Task set:
A) In the passage on concrete permeability and water absorption, by what percentage does porosity decrease when B. cereus is added to cement mortar, compared with the control mortar?
B) Continue the passage on concrete permeability and water absorption, starting after its final sentence.

Reading passage:
Permeability is used to assess the infiltration of harmful materials that cause concrete wear and tear under pressure, and it is regarded to be an important factor in determining concrete durability. This is predicated on the pore system properties of binding materials, as assessed by surface area, permeability, size distribution, and microcracking. The water-to-binder ratio (w/b), the infiltration of hazardous substances, the curing age of hardened binding materials, and the particle size distribution are some of the factors that affect these limitations [207]. Concrete samples’ permeability and water absorption were decreased by the buildup of calcium carbonate. According to research [208], the permeability and perviousness of silica-fume-based concrete were enhanced by the addition of the bacterial agent Subtilis pasteurii. All reference concrete specimens showed increased perviousness to mild perviousness following a 28-day curing period. However, when the pores were filled with CaCO3, the bacterial-agent-containing specimen displayed increased perviousness, as opposed to decreased perviousness [208]. Concrete is a permeable substance, and its porosity is determined by the kind and size of its pores. According to the results of recent tests on porosity, when bacterial material is added to cement mortar, the porosity decreases by 27% [209] and 48% [205] for L. sphaericus and B. cereus, respectively, when compared to the control mortar. The formation of calcium carbonate and the filling behavior of biomaterials in the matrix may be responsible for this [210]. The addition of bacterial spores decreases the water permeability and absorption of the bio-based concrete, as previous research has shown. The stimulated autogenous self-healing of mortars affected by the addition of different additives was assessed using the relative water permeability (Rp), which is expressed in Equation (17), where Pself-healed is the water permeability of the self-healed specimen after self-healing for a period of t and Pcracked is the water permeability of the cracked specimen [19]:
R p = P s e l f h e a l e d       P c r a c k e d .

4.3.4. Water Absorption Tests

In addition to permeability, capillary absorption is another way that water can enter concrete. The water absorption test is usually carried out in accordance with ASTM C1585, where the mass change of the specimen is used to calculate both initial absorption (within the first 6 h) and secondary absorption (beyond 6 h). Advanced methods such nuclear magnetic resonance (NMR), X-ray radiation attenuation, and neutron radiography can be used to measure water absorption in addition to the conventional gravimetric method [57]. The water absorption test assesses the self-healing capability of concrete by measuring changes in water absorption through cracks. This test serves as a direct indicator of crack closure effectiveness and the impermeability of the concrete after healing.

Information given:
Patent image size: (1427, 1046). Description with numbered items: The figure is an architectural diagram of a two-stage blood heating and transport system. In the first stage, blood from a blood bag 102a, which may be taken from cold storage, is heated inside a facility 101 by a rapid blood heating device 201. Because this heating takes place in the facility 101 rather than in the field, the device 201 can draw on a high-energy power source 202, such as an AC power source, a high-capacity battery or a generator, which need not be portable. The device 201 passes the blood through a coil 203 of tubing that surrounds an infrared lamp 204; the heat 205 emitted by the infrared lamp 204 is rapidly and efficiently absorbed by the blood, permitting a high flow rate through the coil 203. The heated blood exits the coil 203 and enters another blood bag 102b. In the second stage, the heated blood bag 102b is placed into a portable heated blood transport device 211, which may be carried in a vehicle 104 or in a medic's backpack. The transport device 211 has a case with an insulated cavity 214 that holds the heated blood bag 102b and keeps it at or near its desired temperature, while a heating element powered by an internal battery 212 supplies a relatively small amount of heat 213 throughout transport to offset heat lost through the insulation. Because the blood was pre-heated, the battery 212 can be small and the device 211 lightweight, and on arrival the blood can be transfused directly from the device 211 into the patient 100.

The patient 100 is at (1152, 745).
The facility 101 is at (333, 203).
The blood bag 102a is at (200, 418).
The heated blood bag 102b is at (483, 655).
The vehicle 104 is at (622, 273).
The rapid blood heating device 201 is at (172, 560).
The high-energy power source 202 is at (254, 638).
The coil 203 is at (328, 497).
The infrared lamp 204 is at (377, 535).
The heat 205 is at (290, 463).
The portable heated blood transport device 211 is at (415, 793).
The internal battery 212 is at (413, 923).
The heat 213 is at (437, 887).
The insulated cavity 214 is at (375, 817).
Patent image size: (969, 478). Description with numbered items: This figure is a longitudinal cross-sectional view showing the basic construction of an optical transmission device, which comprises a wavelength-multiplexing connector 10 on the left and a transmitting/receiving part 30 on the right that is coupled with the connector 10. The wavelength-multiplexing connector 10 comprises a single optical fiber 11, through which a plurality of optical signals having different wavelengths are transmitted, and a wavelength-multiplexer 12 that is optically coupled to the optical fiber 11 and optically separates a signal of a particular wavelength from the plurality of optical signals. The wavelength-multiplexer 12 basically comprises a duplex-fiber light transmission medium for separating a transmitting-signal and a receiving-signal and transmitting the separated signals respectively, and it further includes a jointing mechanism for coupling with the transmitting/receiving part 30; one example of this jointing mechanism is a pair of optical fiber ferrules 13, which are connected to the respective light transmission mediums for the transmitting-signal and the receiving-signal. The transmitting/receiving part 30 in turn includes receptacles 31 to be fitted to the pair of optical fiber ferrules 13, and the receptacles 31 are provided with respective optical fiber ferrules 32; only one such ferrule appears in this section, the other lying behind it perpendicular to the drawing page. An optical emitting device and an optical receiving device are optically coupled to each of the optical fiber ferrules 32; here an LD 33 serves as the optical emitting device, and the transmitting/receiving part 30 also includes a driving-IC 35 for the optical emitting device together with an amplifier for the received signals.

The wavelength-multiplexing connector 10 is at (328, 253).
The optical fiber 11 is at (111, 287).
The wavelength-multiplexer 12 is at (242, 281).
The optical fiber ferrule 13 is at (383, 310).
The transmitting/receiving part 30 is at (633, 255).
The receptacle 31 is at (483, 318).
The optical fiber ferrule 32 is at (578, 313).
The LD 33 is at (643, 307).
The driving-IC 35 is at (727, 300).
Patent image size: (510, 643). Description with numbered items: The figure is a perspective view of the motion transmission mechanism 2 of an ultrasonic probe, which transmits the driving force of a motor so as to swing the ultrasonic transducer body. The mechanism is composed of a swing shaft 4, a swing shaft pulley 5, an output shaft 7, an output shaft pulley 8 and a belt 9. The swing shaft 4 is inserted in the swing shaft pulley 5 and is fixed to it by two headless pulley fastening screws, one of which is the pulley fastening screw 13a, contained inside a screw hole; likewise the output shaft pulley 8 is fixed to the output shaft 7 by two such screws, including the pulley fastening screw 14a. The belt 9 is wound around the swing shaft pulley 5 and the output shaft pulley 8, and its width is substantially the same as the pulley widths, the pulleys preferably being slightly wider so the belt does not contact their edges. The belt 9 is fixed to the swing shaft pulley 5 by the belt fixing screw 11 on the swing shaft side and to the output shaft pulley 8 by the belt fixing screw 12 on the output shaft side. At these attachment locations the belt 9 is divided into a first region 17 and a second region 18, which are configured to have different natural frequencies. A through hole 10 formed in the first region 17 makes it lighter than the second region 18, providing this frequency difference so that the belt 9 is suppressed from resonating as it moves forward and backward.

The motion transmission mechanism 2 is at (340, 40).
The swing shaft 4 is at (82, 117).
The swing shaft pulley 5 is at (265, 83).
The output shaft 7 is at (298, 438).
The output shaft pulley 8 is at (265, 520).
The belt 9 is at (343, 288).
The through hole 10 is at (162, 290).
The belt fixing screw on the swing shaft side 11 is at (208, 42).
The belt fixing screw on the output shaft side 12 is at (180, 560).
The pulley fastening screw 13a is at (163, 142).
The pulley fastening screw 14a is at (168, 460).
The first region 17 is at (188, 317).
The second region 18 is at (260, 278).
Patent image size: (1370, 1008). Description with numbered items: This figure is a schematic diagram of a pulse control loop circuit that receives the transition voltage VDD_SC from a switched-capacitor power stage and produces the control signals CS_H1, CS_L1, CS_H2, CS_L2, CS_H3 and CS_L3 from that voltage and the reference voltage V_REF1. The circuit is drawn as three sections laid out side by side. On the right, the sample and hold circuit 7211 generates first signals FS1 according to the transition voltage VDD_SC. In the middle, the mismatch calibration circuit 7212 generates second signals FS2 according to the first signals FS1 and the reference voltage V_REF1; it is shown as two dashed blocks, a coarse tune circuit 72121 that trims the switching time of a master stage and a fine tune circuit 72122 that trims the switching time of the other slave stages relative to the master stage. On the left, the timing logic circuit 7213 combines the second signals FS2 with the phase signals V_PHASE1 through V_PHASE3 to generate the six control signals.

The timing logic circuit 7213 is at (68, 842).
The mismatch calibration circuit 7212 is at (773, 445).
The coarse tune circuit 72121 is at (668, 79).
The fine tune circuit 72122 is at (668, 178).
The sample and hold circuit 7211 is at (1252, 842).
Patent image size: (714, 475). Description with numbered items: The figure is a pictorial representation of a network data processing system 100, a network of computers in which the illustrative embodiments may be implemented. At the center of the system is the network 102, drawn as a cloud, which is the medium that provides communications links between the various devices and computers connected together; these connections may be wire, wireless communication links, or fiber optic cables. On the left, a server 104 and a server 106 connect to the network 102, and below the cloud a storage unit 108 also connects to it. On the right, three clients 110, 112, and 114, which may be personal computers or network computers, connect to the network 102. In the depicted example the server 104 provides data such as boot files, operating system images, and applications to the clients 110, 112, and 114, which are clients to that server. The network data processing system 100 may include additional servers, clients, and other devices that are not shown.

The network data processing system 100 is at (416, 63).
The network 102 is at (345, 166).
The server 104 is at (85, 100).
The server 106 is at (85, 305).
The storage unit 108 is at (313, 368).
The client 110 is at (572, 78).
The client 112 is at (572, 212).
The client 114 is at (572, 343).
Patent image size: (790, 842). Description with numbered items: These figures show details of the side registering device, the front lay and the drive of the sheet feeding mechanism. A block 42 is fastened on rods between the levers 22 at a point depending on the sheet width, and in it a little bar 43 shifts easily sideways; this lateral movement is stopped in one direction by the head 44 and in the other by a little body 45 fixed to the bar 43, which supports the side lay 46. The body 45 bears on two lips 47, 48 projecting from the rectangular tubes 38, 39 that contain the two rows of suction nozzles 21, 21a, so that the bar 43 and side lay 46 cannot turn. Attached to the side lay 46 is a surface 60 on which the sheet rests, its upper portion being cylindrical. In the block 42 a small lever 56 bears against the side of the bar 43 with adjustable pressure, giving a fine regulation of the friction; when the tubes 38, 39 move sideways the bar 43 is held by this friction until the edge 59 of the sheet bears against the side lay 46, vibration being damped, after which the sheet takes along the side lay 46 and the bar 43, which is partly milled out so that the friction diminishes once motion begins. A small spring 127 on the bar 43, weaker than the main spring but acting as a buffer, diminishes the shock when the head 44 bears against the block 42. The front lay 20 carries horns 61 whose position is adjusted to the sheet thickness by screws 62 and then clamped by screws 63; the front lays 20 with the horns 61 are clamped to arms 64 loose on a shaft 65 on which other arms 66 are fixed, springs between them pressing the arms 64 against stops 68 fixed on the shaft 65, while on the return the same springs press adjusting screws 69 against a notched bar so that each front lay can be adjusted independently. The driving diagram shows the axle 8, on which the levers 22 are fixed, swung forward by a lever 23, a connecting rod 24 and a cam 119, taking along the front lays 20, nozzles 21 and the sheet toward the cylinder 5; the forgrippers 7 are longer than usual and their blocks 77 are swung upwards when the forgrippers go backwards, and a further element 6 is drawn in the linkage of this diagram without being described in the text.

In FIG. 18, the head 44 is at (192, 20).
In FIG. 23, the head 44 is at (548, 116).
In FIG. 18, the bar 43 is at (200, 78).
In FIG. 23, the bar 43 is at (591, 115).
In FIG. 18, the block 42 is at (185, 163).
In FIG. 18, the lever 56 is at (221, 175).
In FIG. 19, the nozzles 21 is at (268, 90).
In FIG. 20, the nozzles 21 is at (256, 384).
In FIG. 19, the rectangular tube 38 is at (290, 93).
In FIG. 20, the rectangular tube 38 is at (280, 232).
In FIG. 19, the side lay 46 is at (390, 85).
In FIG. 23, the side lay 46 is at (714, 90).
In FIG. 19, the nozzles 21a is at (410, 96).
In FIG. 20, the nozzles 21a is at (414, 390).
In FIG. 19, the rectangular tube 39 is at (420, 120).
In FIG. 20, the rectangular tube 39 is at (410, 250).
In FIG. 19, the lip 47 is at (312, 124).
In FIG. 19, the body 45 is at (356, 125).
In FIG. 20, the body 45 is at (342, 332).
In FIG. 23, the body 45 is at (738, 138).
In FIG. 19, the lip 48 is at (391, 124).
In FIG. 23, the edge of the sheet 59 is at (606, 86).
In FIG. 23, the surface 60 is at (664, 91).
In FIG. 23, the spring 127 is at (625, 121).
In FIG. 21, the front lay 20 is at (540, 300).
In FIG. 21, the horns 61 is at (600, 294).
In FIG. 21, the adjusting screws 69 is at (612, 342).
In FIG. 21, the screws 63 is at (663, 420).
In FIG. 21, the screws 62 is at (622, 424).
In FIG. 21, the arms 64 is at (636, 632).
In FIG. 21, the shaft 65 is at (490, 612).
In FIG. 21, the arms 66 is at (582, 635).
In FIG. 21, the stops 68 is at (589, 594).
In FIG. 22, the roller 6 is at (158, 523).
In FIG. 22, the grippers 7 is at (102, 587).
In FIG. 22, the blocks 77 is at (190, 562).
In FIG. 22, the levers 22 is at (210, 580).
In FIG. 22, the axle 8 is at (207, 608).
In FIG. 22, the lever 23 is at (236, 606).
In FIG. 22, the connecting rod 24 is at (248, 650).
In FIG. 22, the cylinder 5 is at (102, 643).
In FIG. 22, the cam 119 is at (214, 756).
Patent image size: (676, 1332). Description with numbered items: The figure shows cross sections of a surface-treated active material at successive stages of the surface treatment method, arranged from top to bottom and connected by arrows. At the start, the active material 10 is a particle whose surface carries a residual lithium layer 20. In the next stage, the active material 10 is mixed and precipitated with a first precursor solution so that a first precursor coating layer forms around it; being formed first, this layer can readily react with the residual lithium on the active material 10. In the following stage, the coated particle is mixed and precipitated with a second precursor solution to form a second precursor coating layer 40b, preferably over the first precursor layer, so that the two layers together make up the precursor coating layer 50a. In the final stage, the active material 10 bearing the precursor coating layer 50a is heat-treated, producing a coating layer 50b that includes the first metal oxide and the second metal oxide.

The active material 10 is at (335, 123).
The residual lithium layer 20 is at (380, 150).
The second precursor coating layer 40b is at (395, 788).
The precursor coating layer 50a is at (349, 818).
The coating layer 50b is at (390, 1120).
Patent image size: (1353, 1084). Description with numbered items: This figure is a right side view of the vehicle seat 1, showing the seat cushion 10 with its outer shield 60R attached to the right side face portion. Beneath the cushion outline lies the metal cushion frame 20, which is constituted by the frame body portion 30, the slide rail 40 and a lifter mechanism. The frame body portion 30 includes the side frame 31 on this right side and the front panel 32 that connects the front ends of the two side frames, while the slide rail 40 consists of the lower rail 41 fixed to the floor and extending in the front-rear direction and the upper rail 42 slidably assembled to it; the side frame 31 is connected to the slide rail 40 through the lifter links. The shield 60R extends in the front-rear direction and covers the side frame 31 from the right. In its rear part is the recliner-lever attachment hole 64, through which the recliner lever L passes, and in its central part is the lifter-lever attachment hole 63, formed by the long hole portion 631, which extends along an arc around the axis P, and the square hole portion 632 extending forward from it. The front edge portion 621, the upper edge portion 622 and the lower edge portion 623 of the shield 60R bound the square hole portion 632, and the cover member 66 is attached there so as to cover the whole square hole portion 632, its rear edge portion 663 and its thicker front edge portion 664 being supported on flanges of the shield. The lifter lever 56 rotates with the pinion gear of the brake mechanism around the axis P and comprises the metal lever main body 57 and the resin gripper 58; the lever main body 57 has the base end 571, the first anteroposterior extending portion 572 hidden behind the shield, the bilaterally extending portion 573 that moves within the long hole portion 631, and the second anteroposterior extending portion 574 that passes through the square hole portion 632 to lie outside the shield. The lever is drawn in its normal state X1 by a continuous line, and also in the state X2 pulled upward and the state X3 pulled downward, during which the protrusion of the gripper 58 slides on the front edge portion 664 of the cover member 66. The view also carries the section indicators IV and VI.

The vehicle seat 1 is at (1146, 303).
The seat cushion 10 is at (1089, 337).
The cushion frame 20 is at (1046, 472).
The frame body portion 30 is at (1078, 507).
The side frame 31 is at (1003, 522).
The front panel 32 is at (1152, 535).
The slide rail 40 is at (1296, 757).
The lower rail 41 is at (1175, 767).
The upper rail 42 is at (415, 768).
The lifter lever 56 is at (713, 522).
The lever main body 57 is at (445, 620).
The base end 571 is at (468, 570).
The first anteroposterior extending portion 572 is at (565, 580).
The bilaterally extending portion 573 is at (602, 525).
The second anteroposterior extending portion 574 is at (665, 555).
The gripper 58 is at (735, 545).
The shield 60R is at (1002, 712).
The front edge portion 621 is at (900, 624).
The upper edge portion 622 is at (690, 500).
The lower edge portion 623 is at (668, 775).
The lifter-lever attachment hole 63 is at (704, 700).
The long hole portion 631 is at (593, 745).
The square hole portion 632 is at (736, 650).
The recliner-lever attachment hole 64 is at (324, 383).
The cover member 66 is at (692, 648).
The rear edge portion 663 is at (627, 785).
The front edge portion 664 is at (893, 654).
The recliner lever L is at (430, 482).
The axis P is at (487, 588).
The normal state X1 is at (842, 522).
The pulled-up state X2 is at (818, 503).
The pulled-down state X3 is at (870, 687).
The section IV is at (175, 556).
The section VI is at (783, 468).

Results for the exercise:
A) 48%

B)
The primary mechanism of self-healing in bio-concrete involves the precipitation of calcium carbonate (CaCO3) by bacteria, which seals cracks and reduces water absorption. However, even in cases where cracks are fully sealed, the water absorption of self-healed specimens often remains higher than that of uncracked specimens. For example, research has shown that the secondary water absorption of self-healed cracked specimens can be up to five times greater than that of uncracked specimens, even after complete crack closure [211,212]. This suggests that while self-healing improves impermeability, it may not fully restore the concrete to its original state. Incorporating supplementary cementitious materials (SCMs) such as fly ash has been shown to enhance self-healing efficiency. In bio-concrete with high volumes of fly ash, the formation of gel-like products within cracks can reduce water absorption to levels comparable to uncracked specimens [26]. This improvement is attributed to the additional binding and pore-filling effects of the gel-like products, which further restrict water movement. While water absorption tests provide valuable insights into self-healing efficiency, several factors can influence the results. The degree of saturation and the saturation technique used during testing can significantly affect water absorption measurements, necessitating consistent experimental conditions for reliable comparisons [26]. Additionally, water absorption tests may not fully capture the long-term durability of self-healed concrete, as they primarily focus on short-term changes in permeability.
Therefore, to ensure reliable assessment of self-healing, water absorption measurements for cracked specimens must be conducted under consistent conditions before and after healing.

4.3.5. Gas Permeability

Gas permeability tests serve as a crucial method for assessing the self-healing efficiency of bio-concrete. These tests provide insights into the material’s ability to resist gas infiltration through cracks and pores, offering a direct measure of its impermeability and durability. In self-healing concrete, particularly those incorporating microbial-induced calcium carbonate precipitation (MICP), gas permeability testing is instrumental in evaluating the effectiveness of crack-sealing mechanisms and their impact on long-term structural performance [213]. The effect of carbonation, in which calcium hydroxide and carbon dioxide combine to form calcium carbonate (CaCO3) when moisture is present, is one of the main issues with concrete durability. While CaCO3 contributes to autogenous healing, excessive carbonation can accelerate reinforcement corrosion, particularly in the presence of oxygen at the steel–concrete interface [26]. Similar to water ingress, gas penetration occurs through cracks, creating pathways that facilitate deterioration. Self-healing mechanisms are expected to mitigate gas permeability by sealing these micro-channels, thereby improving the overall integrity of the structure.
Gas permeability testing is typically conducted using a standardized apparatus, such as the Cembureau device, which applies controlled gas pressure to the specimen and measures the resulting flow rate [213]. The setup for cementitious composite materials’ gas permeability is depicted in Figure 17. Through the comparison of cracked and healed specimens under various exposure settings, this technique allows researchers to measure the efficiency of self-healing on permeability decrease.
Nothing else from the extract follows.